[begin Record set]

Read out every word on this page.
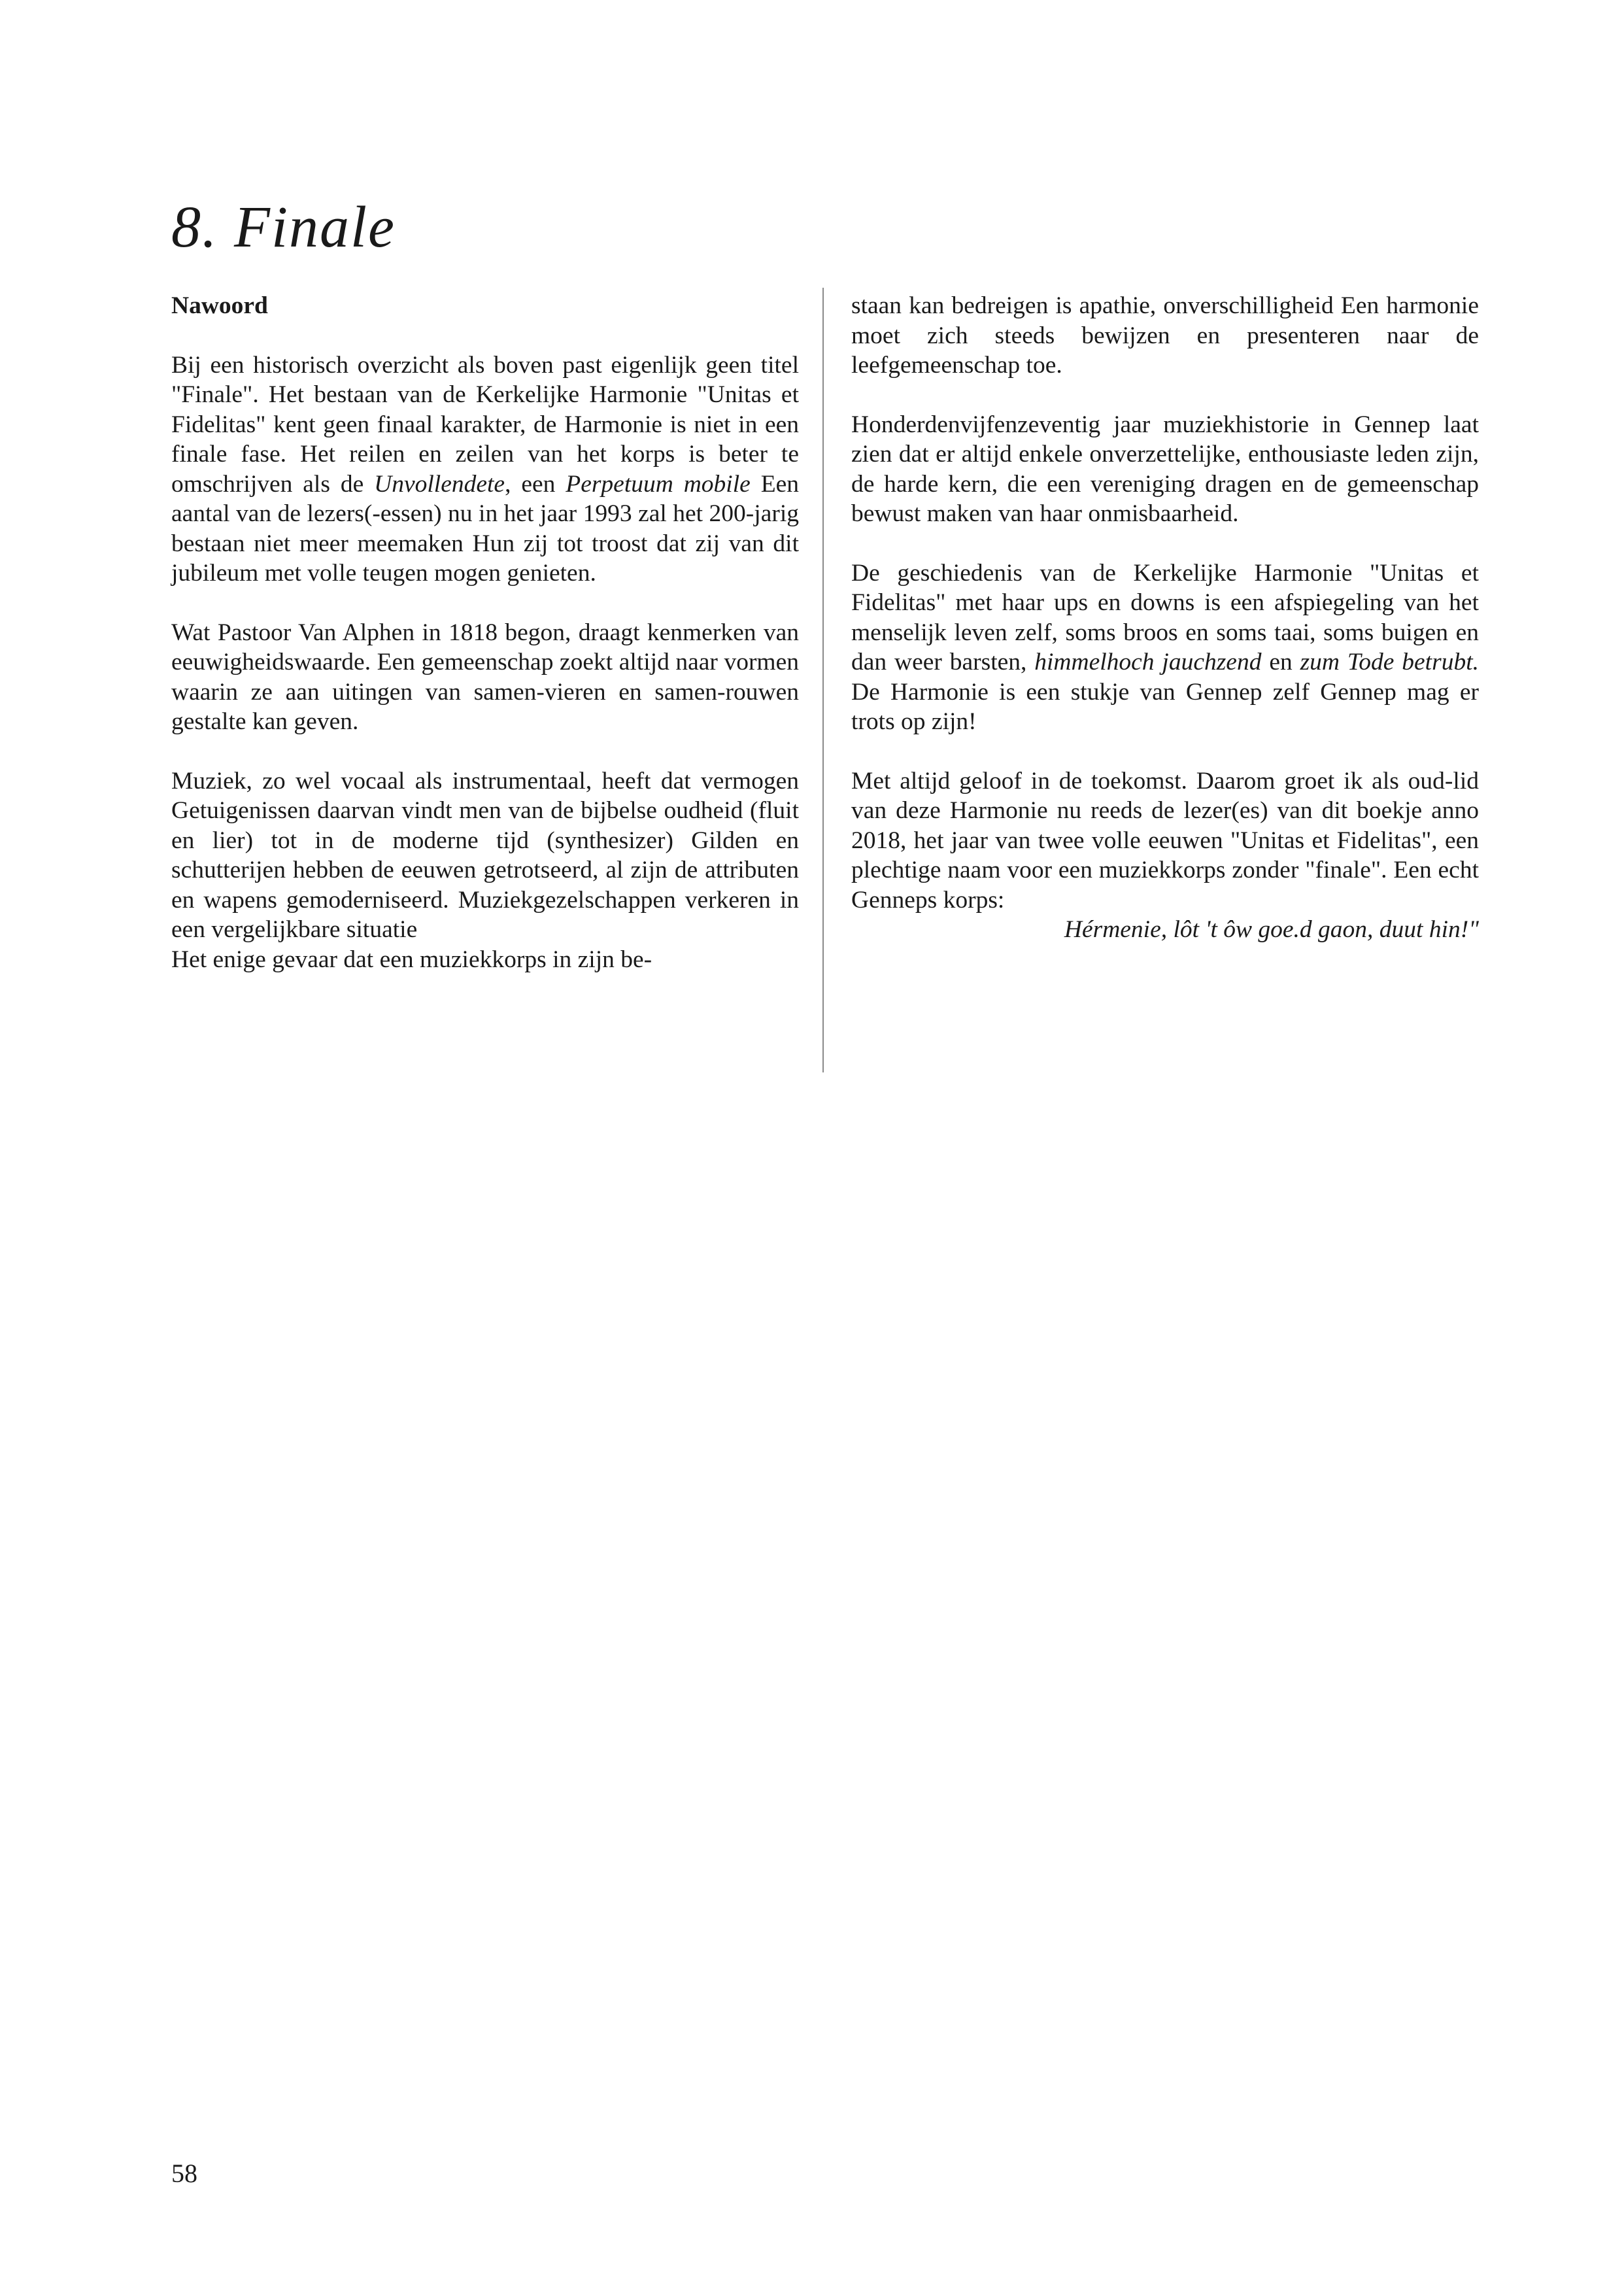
8. Finale

Nawoord

Bij een historisch overzicht als boven past eigenlijk geen titel "Finale". Het bestaan van de Kerkelijke Harmonie "Unitas et Fidelitas" kent geen finaal karakter, de Harmonie is niet in een finale fase. Het reilen en zeilen van het korps is beter te omschrijven als de Unvollendete, een Perpetuum mobile Een aantal van de lezers(-essen) nu in het jaar 1993 zal het 200-jarig bestaan niet meer meemaken Hun zij tot troost dat zij van dit jubileum met volle teugen mogen genieten.

Wat Pastoor Van Alphen in 1818 begon, draagt kenmerken van eeuwigheidswaarde. Een gemeenschap zoekt altijd naar vormen waarin ze aan uitingen van samen-vieren en samen-rouwen gestalte kan geven.

Muziek, zo wel vocaal als instrumentaal, heeft dat vermogen Getuigenissen daarvan vindt men van de bijbelse oudheid (fluit en lier) tot in de moderne tijd (synthesizer) Gilden en schutterijen hebben de eeuwen getrotseerd, al zijn de attributen en wapens gemoderniseerd. Muziekgezelschappen verkeren in een vergelijkbare situatie

Het enige gevaar dat een muziekkorps in zijn be-

staan kan bedreigen is apathie, onverschilligheid Een harmonie moet zich steeds bewijzen en presenteren naar de leefgemeenschap toe.

Honderdenvijfenzeventig jaar muziekhistorie in Gennep laat zien dat er altijd enkele onverzettelijke, enthousiaste leden zijn, de harde kern, die een vereniging dragen en de gemeenschap bewust maken van haar onmisbaarheid.

De geschiedenis van de Kerkelijke Harmonie "Unitas et Fidelitas" met haar ups en downs is een afspiegeling van het menselijk leven zelf, soms broos en soms taai, soms buigen en dan weer barsten, himmelhoch jauchzend en zum Tode betrubt. De Harmonie is een stukje van Gennep zelf Gennep mag er trots op zijn!

Met altijd geloof in de toekomst. Daarom groet ik als oud-lid van deze Harmonie nu reeds de lezer(es) van dit boekje anno 2018, het jaar van twee volle eeuwen "Unitas et Fidelitas", een plechtige naam voor een muziekkorps zonder "finale". Een echt Genneps korps:

Hérmenie, lôt 't ôw goe.d gaon, duut hin!"

58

[end Record set]

▶ _What you need to do_
List all lines holding the string "eeuwen".

▶ _Exercise solution_
Muziek, zo wel vocaal als instrumentaal, heeft dat vermogen Getuigenissen daarvan vindt men van de bijbelse oudheid (fluit en lier) tot in de moderne tijd (synthesizer) Gilden en schutterijen hebben de eeuwen getrotseerd, al zijn de attributen en wapens gemoderniseerd. Muziekgezelschappen verkeren in een vergelijkbare situatie
Met altijd geloof in de toekomst. Daarom groet ik als oud-lid van deze Harmonie nu reeds de lezer(es) van dit boekje anno 2018, het jaar van twee volle eeuwen "Unitas et Fidelitas", een plechtige naam voor een muziekkorps zonder "finale". Een echt Genneps korps:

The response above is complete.